Problem to solve — Using the data below, repeat all of it precisely.

Dataset items
——
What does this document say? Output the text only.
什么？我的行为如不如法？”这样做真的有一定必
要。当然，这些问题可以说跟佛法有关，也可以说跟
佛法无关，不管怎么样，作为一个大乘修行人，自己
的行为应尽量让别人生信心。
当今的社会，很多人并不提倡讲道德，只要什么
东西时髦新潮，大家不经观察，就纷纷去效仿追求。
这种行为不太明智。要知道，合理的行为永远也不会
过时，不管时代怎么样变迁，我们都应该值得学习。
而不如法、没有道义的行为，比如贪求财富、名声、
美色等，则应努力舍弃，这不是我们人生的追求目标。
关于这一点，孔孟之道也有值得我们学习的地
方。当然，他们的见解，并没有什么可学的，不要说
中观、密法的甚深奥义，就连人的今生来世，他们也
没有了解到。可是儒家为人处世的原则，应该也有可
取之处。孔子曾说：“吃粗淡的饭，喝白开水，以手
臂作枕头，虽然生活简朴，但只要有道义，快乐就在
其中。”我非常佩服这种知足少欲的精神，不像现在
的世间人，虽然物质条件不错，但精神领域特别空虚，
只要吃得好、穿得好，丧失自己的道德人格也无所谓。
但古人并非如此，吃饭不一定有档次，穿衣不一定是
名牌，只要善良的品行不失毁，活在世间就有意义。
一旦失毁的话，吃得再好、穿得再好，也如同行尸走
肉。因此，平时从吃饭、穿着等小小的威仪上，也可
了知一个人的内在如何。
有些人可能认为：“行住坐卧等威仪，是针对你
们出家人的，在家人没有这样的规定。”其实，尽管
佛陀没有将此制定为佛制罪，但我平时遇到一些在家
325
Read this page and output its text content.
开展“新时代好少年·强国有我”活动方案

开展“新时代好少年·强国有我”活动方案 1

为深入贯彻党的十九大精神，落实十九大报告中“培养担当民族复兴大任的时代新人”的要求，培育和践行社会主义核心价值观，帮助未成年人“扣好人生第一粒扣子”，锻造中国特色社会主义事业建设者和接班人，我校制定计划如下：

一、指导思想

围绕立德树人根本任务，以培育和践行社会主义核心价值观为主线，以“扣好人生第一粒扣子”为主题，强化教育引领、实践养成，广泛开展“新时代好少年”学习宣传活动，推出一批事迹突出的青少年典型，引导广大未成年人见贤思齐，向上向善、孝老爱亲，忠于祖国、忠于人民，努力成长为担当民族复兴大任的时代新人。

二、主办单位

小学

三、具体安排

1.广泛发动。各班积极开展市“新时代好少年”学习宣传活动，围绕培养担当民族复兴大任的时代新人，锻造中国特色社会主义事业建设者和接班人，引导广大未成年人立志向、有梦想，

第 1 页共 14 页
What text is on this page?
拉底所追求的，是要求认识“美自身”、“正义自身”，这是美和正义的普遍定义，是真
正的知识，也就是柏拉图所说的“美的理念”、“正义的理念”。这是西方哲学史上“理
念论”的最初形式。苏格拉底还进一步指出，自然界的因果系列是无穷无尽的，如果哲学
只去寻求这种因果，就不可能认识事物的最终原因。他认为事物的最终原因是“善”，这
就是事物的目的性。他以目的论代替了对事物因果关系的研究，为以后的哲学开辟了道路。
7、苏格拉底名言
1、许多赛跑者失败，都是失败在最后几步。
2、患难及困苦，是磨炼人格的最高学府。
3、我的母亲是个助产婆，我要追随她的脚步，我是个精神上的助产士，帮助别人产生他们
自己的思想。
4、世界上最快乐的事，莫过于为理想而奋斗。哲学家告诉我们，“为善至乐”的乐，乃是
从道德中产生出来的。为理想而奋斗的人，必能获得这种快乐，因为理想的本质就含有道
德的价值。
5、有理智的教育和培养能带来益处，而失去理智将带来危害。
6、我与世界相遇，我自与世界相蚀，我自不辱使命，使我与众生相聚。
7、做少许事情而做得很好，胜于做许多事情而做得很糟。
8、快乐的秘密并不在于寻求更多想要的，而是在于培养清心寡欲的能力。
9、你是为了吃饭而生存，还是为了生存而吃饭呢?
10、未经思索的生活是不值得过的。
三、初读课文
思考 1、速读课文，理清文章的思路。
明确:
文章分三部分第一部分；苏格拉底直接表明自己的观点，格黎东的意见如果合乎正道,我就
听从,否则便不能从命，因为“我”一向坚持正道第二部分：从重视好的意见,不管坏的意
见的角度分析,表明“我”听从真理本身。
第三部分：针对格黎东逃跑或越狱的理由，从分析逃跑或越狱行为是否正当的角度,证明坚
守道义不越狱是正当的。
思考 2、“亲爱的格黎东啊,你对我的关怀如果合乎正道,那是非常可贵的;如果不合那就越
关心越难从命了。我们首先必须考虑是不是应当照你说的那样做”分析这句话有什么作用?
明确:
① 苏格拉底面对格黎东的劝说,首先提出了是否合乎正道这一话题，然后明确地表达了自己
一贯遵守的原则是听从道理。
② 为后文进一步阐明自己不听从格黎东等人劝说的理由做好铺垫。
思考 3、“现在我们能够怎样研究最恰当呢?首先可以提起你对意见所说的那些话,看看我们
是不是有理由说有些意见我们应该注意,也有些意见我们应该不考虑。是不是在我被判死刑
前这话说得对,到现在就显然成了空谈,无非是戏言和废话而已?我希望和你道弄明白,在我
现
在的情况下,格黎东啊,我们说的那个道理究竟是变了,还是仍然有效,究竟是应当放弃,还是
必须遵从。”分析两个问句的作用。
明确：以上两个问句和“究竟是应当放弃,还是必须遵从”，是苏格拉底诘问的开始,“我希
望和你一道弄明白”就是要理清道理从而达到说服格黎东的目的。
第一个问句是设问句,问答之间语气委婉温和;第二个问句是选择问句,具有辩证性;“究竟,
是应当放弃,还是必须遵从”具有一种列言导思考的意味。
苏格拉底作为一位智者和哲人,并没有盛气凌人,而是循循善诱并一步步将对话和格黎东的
——
Finished exercise —
What does this document say? Output the text only.
什么？我的行为如不如法？”这样做真的有一定必
要。当然，这些问题可以说跟佛法有关，也可以说跟
佛法无关，不管怎么样，作为一个大乘修行人，自己
的行为应尽量让别人生信心。
当今的社会，很多人并不提倡讲道德，只要什么
东西时髦新潮，大家不经观察，就纷纷去效仿追求。
这种行为不太明智。要知道，合理的行为永远也不会
过时，不管时代怎么样变迁，我们都应该值得学习。
而不如法、没有道义的行为，比如贪求财富、名声、
美色等，则应努力舍弃，这不是我们人生的追求目标。
关于这一点，孔孟之道也有值得我们学习的地
方。当然，他们的见解，并没有什么可学的，不要说
中观、密法的甚深奥义，就连人的今生来世，他们也
没有了解到。可是儒家为人处世的原则，应该也有可
取之处。孔子曾说：“吃粗淡的饭，喝白开水，以手
臂作枕头，虽然生活简朴，但只要有道义，快乐就在
其中。”我非常佩服这种知足少欲的精神，不像现在
的世间人，虽然物质条件不错，但精神领域特别空虚，
只要吃得好、穿得好，丧失自己的道德人格也无所谓。
但古人并非如此，吃饭不一定有档次，穿衣不一定是
名牌，只要善良的品行不失毁，活在世间就有意义。
一旦失毁的话，吃得再好、穿得再好，也如同行尸走
肉。因此，平时从吃饭、穿着等小小的威仪上，也可
了知一个人的内在如何。
有些人可能认为：“行住坐卧等威仪，是针对你
们出家人的，在家人没有这样的规定。”其实，尽管
佛陀没有将此制定为佛制罪，但我平时遇到一些在家
325
Read this page and output its text content.
开展“新时代好少年·强国有我”活动方案

开展“新时代好少年·强国有我”活动方案 1

为深入贯彻党的十九大精神，落实十九大报告中“培养担当民族复兴大任的时代新人”的要求，培育和践行社会主义核心价值观，帮助未成年人“扣好人生第一粒扣子”，锻造中国特色社会主义事业建设者和接班人，我校制定计划如下：

一、指导思想

围绕立德树人根本任务，以培育和践行社会主义核心价值观为主线，以“扣好人生第一粒扣子”为主题，强化教育引领、实践养成，广泛开展“新时代好少年”学习宣传活动，推出一批事迹突出的青少年典型，引导广大未成年人见贤思齐，向上向善、孝老爱亲，忠于祖国、忠于人民，努力成长为担当民族复兴大任的时代新人。

二、主办单位

小学

三、具体安排

1.广泛发动。各班积极开展市“新时代好少年”学习宣传活动，围绕培养担当民族复兴大任的时代新人，锻造中国特色社会主义事业建设者和接班人，引导广大未成年人立志向、有梦想，

第 1 页共 14 页
What text is on this page?
拉底所追求的，是要求认识“美自身”、“正义自身”，这是美和正义的普遍定义，是真
正的知识，也就是柏拉图所说的“美的理念”、“正义的理念”。这是西方哲学史上“理
念论”的最初形式。苏格拉底还进一步指出，自然界的因果系列是无穷无尽的，如果哲学
只去寻求这种因果，就不可能认识事物的最终原因。他认为事物的最终原因是“善”，这
就是事物的目的性。他以目的论代替了对事物因果关系的研究，为以后的哲学开辟了道路。
7、苏格拉底名言
1、许多赛跑者失败，都是失败在最后几步。
2、患难及困苦，是磨炼人格的最高学府。
3、我的母亲是个助产婆，我要追随她的脚步，我是个精神上的助产士，帮助别人产生他们
自己的思想。
4、世界上最快乐的事，莫过于为理想而奋斗。哲学家告诉我们，“为善至乐”的乐，乃是
从道德中产生出来的。为理想而奋斗的人，必能获得这种快乐，因为理想的本质就含有道
德的价值。
5、有理智的教育和培养能带来益处，而失去理智将带来危害。
6、我与世界相遇，我自与世界相蚀，我自不辱使命，使我与众生相聚。
7、做少许事情而做得很好，胜于做许多事情而做得很糟。
8、快乐的秘密并不在于寻求更多想要的，而是在于培养清心寡欲的能力。
9、你是为了吃饭而生存，还是为了生存而吃饭呢?
10、未经思索的生活是不值得过的。
三、初读课文
思考 1、速读课文，理清文章的思路。
明确:
文章分三部分第一部分；苏格拉底直接表明自己的观点，格黎东的意见如果合乎正道,我就
听从,否则便不能从命，因为“我”一向坚持正道第二部分：从重视好的意见,不管坏的意
见的角度分析,表明“我”听从真理本身。
第三部分：针对格黎东逃跑或越狱的理由，从分析逃跑或越狱行为是否正当的角度,证明坚
守道义不越狱是正当的。
思考 2、“亲爱的格黎东啊,你对我的关怀如果合乎正道,那是非常可贵的;如果不合那就越
关心越难从命了。我们首先必须考虑是不是应当照你说的那样做”分析这句话有什么作用?
明确:
① 苏格拉底面对格黎东的劝说,首先提出了是否合乎正道这一话题，然后明确地表达了自己
一贯遵守的原则是听从道理。
② 为后文进一步阐明自己不听从格黎东等人劝说的理由做好铺垫。
思考 3、“现在我们能够怎样研究最恰当呢?首先可以提起你对意见所说的那些话,看看我们
是不是有理由说有些意见我们应该注意,也有些意见我们应该不考虑。是不是在我被判死刑
前这话说得对,到现在就显然成了空谈,无非是戏言和废话而已?我希望和你道弄明白,在我
现
在的情况下,格黎东啊,我们说的那个道理究竟是变了,还是仍然有效,究竟是应当放弃,还是
必须遵从。”分析两个问句的作用。
明确：以上两个问句和“究竟是应当放弃,还是必须遵从”，是苏格拉底诘问的开始,“我希
望和你一道弄明白”就是要理清道理从而达到说服格黎东的目的。
第一个问句是设问句,问答之间语气委婉温和;第二个问句是选择问句,具有辩证性;“究竟,
是应当放弃,还是必须遵从”具有一种列言导思考的意味。
苏格拉底作为一位智者和哲人,并没有盛气凌人,而是循循善诱并一步步将对话和格黎东的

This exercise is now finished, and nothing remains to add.